▸ **RAW RECORDS**:
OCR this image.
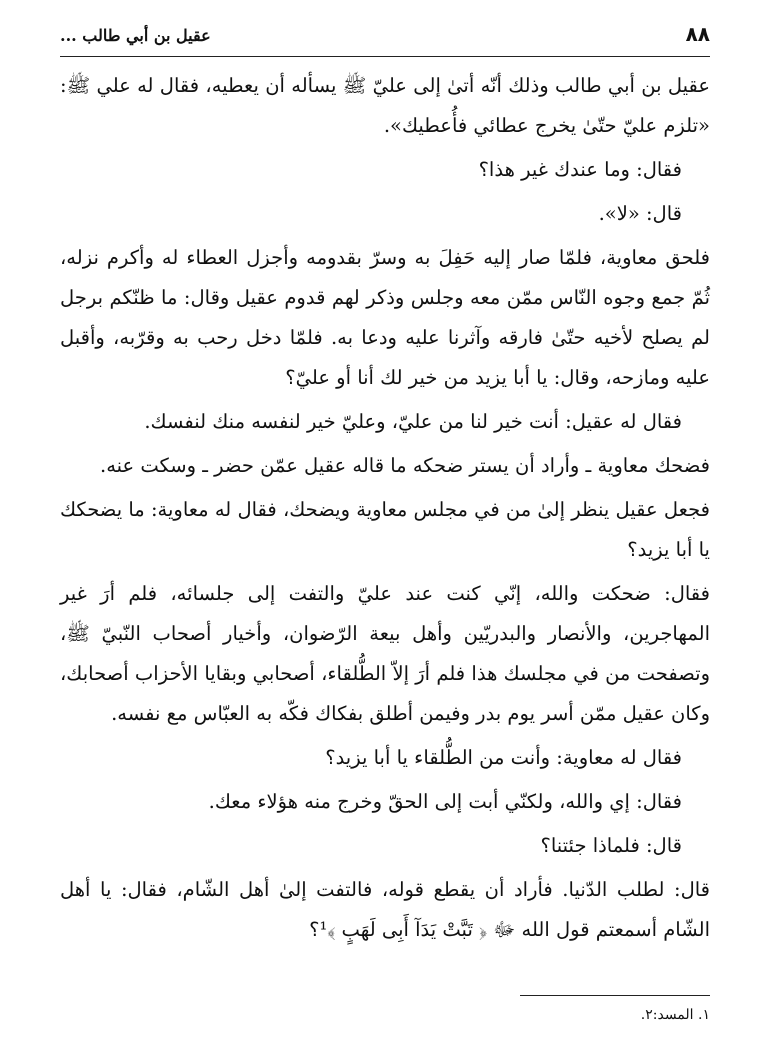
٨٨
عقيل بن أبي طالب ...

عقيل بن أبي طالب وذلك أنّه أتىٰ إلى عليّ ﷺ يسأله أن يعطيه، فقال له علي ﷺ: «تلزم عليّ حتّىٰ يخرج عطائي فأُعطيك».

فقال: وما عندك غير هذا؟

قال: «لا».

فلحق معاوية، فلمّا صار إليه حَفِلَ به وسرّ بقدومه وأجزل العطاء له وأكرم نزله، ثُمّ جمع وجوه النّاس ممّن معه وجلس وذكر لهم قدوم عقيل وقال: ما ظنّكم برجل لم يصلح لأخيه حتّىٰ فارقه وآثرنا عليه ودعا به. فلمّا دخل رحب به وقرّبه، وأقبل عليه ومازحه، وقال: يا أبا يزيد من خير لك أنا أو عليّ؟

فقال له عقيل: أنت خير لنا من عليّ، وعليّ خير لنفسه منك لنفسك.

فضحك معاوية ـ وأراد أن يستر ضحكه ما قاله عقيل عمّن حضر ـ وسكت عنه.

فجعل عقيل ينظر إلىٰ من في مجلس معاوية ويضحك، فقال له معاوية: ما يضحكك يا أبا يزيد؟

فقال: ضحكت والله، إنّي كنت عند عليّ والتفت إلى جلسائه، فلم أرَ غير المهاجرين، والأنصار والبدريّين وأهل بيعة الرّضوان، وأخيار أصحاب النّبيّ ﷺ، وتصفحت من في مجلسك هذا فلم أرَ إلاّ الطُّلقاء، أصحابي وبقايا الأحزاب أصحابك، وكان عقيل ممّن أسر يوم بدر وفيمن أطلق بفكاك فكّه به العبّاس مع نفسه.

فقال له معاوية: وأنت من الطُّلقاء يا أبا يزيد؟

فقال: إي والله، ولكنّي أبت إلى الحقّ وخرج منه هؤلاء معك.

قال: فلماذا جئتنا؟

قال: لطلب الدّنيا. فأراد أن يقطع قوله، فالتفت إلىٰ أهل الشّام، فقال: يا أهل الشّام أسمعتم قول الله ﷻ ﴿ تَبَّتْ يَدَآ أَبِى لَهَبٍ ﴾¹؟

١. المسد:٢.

▸ **STATED PROBLEM**: Copy out the records above in full, exactly as written, but not the pictures.

▸ **ANSWER TO THIS EXERCISE**:
OCR this image.
٨٨
عقيل بن أبي طالب ...

عقيل بن أبي طالب وذلك أنّه أتىٰ إلى عليّ ﷺ يسأله أن يعطيه، فقال له علي ﷺ: «تلزم عليّ حتّىٰ يخرج عطائي فأُعطيك».

فقال: وما عندك غير هذا؟

قال: «لا».

فلحق معاوية، فلمّا صار إليه حَفِلَ به وسرّ بقدومه وأجزل العطاء له وأكرم نزله، ثُمّ جمع وجوه النّاس ممّن معه وجلس وذكر لهم قدوم عقيل وقال: ما ظنّكم برجل لم يصلح لأخيه حتّىٰ فارقه وآثرنا عليه ودعا به. فلمّا دخل رحب به وقرّبه، وأقبل عليه ومازحه، وقال: يا أبا يزيد من خير لك أنا أو عليّ؟

فقال له عقيل: أنت خير لنا من عليّ، وعليّ خير لنفسه منك لنفسك.

فضحك معاوية ـ وأراد أن يستر ضحكه ما قاله عقيل عمّن حضر ـ وسكت عنه.

فجعل عقيل ينظر إلىٰ من في مجلس معاوية ويضحك، فقال له معاوية: ما يضحكك يا أبا يزيد؟

فقال: ضحكت والله، إنّي كنت عند عليّ والتفت إلى جلسائه، فلم أرَ غير المهاجرين، والأنصار والبدريّين وأهل بيعة الرّضوان، وأخيار أصحاب النّبيّ ﷺ، وتصفحت من في مجلسك هذا فلم أرَ إلاّ الطُّلقاء، أصحابي وبقايا الأحزاب أصحابك، وكان عقيل ممّن أسر يوم بدر وفيمن أطلق بفكاك فكّه به العبّاس مع نفسه.

فقال له معاوية: وأنت من الطُّلقاء يا أبا يزيد؟

فقال: إي والله، ولكنّي أبت إلى الحقّ وخرج منه هؤلاء معك.

قال: فلماذا جئتنا؟

قال: لطلب الدّنيا. فأراد أن يقطع قوله، فالتفت إلىٰ أهل الشّام، فقال: يا أهل الشّام أسمعتم قول الله ﷻ ﴿ تَبَّتْ يَدَآ أَبِى لَهَبٍ ﴾¹؟

١. المسد:٢.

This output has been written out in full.